_DATA TO USE:_
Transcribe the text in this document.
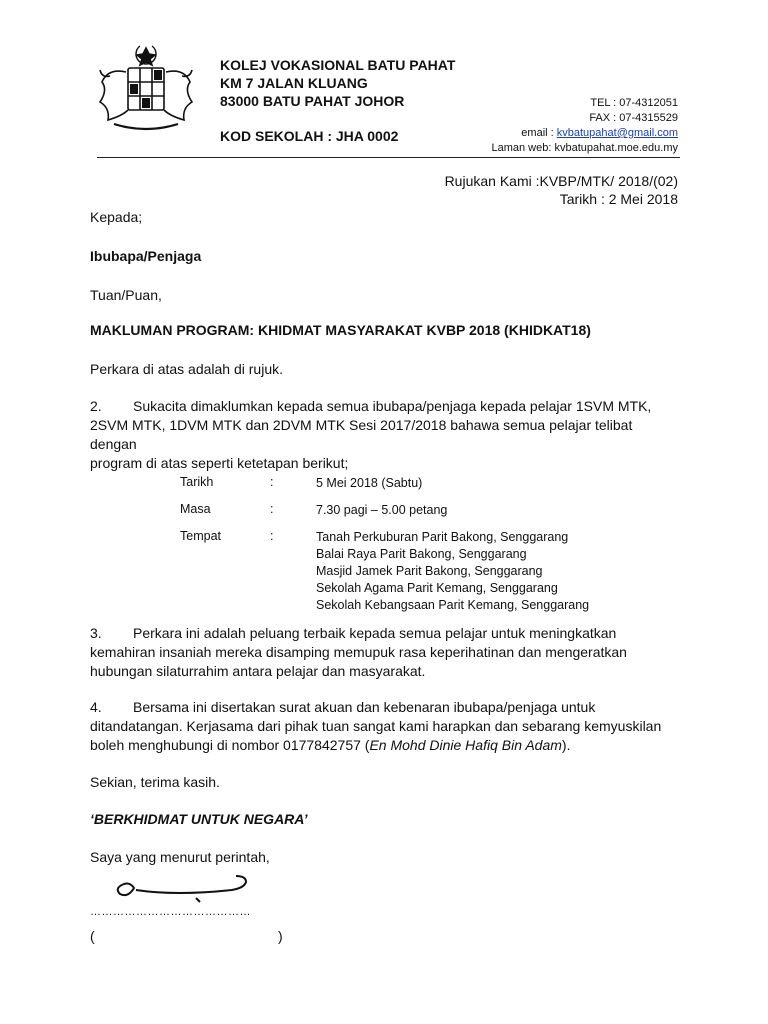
KOLEJ VOKASIONAL BATU PAHAT
KM 7 JALAN KLUANG
83000 BATU PAHAT JOHOR
KOD SEKOLAH : JHA 0002
TEL : 07-4312051
FAX : 07-4315529
email : kvbatupahat@gmail.com
Laman web: kvbatupahat.moe.edu.my
Rujukan Kami :KVBP/MTK/ 2018/(02)
Tarikh : 2 Mei 2018
Kepada;
Ibubapa/Penjaga
Tuan/Puan,
MAKLUMAN PROGRAM: KHIDMAT MASYARAKAT KVBP 2018 (KHIDKAT18)
Perkara di atas adalah di rujuk.
2. Sukacita dimaklumkan kepada semua ibubapa/penjaga kepada pelajar 1SVM MTK,
2SVM MTK, 1DVM MTK dan 2DVM MTK Sesi 2017/2018 bahawa semua pelajar telibat dengan
program di atas seperti ketetapan berikut;
Tarikh	:	5 Mei 2018 (Sabtu)
Masa	:	7.30 pagi – 5.00 petang
Tempat	:	Tanah Perkuburan Parit Bakong, Senggarang
Balai Raya Parit Bakong, Senggarang
Masjid Jamek Parit Bakong, Senggarang
Sekolah Agama Parit Kemang, Senggarang
Sekolah Kebangsaan Parit Kemang, Senggarang
3. Perkara ini adalah peluang terbaik kepada semua pelajar untuk meningkatkan
kemahiran insaniah mereka disamping memupuk rasa keperihatinan dan mengeratkan
hubungan silaturrahim antara pelajar dan masyarakat.
4. Bersama ini disertakan surat akuan dan kebenaran ibubapa/penjaga untuk
ditandatangan. Kerjasama dari pihak tuan sangat kami harapkan dan sebarang kemyuskilan
boleh menghubungi di nombor 0177842757 (En Mohd Dinie Hafiq Bin Adam).
Sekian, terima kasih.
‘BERKHIDMAT UNTUK NEGARA’
Saya yang menurut perintah,
……………………………………
(	)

_PROBLEM STATEMENT:_
Every record above should be written out again exactly; the pictures stay out of the copy.

_SOLUTION TO THIS EXERCISE:_
Transcribe the text in this document.
KOLEJ VOKASIONAL BATU PAHAT
KM 7 JALAN KLUANG
83000 BATU PAHAT JOHOR
KOD SEKOLAH : JHA 0002
TEL : 07-4312051
FAX : 07-4315529
email : kvbatupahat@gmail.com
Laman web: kvbatupahat.moe.edu.my
Rujukan Kami :KVBP/MTK/ 2018/(02)
Tarikh : 2 Mei 2018
Kepada;
Ibubapa/Penjaga
Tuan/Puan,
MAKLUMAN PROGRAM: KHIDMAT MASYARAKAT KVBP 2018 (KHIDKAT18)
Perkara di atas adalah di rujuk.
2. Sukacita dimaklumkan kepada semua ibubapa/penjaga kepada pelajar 1SVM MTK,
2SVM MTK, 1DVM MTK dan 2DVM MTK Sesi 2017/2018 bahawa semua pelajar telibat dengan
program di atas seperti ketetapan berikut;
Tarikh	:	5 Mei 2018 (Sabtu)
Masa	:	7.30 pagi – 5.00 petang
Tempat	:	Tanah Perkuburan Parit Bakong, Senggarang
Balai Raya Parit Bakong, Senggarang
Masjid Jamek Parit Bakong, Senggarang
Sekolah Agama Parit Kemang, Senggarang
Sekolah Kebangsaan Parit Kemang, Senggarang
3. Perkara ini adalah peluang terbaik kepada semua pelajar untuk meningkatkan
kemahiran insaniah mereka disamping memupuk rasa keperihatinan dan mengeratkan
hubungan silaturrahim antara pelajar dan masyarakat.
4. Bersama ini disertakan surat akuan dan kebenaran ibubapa/penjaga untuk
ditandatangan. Kerjasama dari pihak tuan sangat kami harapkan dan sebarang kemyuskilan
boleh menghubungi di nombor 0177842757 (En Mohd Dinie Hafiq Bin Adam).
Sekian, terima kasih.
‘BERKHIDMAT UNTUK NEGARA’
Saya yang menurut perintah,
……………………………………
(	)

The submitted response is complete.